Data listing:
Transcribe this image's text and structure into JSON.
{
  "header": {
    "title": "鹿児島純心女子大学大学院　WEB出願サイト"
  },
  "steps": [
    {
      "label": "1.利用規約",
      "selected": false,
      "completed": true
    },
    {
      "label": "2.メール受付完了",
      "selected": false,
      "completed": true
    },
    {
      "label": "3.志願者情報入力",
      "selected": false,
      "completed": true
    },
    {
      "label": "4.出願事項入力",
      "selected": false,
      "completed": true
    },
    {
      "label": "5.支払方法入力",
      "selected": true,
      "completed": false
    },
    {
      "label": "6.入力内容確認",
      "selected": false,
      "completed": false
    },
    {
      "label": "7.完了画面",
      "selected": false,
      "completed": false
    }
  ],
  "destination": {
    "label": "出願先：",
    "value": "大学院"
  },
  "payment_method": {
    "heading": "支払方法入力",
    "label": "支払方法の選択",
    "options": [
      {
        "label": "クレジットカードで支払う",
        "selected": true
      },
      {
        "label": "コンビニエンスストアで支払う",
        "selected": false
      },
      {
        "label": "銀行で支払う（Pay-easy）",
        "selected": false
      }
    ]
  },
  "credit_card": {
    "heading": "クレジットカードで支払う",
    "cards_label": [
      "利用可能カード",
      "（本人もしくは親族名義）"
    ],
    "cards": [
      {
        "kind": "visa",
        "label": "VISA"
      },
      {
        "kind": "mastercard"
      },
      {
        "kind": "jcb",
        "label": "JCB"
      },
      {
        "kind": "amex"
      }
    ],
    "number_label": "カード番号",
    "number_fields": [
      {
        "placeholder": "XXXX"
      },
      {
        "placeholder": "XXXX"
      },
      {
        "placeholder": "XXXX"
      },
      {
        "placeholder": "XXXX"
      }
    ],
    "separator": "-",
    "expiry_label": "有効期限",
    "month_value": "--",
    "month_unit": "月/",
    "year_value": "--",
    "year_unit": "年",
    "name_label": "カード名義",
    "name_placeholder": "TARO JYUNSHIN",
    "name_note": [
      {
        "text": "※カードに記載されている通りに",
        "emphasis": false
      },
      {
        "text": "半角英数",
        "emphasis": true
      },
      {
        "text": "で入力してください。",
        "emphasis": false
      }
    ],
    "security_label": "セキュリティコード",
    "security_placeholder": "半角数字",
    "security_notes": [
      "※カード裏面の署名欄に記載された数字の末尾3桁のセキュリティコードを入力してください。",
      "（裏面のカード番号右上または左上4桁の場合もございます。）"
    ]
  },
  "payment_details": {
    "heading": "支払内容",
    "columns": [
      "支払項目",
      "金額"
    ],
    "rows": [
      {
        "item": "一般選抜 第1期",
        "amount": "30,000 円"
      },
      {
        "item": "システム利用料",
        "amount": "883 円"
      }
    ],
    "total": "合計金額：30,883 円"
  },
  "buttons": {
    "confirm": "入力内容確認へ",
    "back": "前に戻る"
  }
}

Objective:
Select and copy each line from the data that includes the word "text".

Expected answer:
Transcribe this image's text and structure into JSON.
        "text": "※カードに記載されている通りに",
        "text": "半角英数",
        "text": "で入力してください。",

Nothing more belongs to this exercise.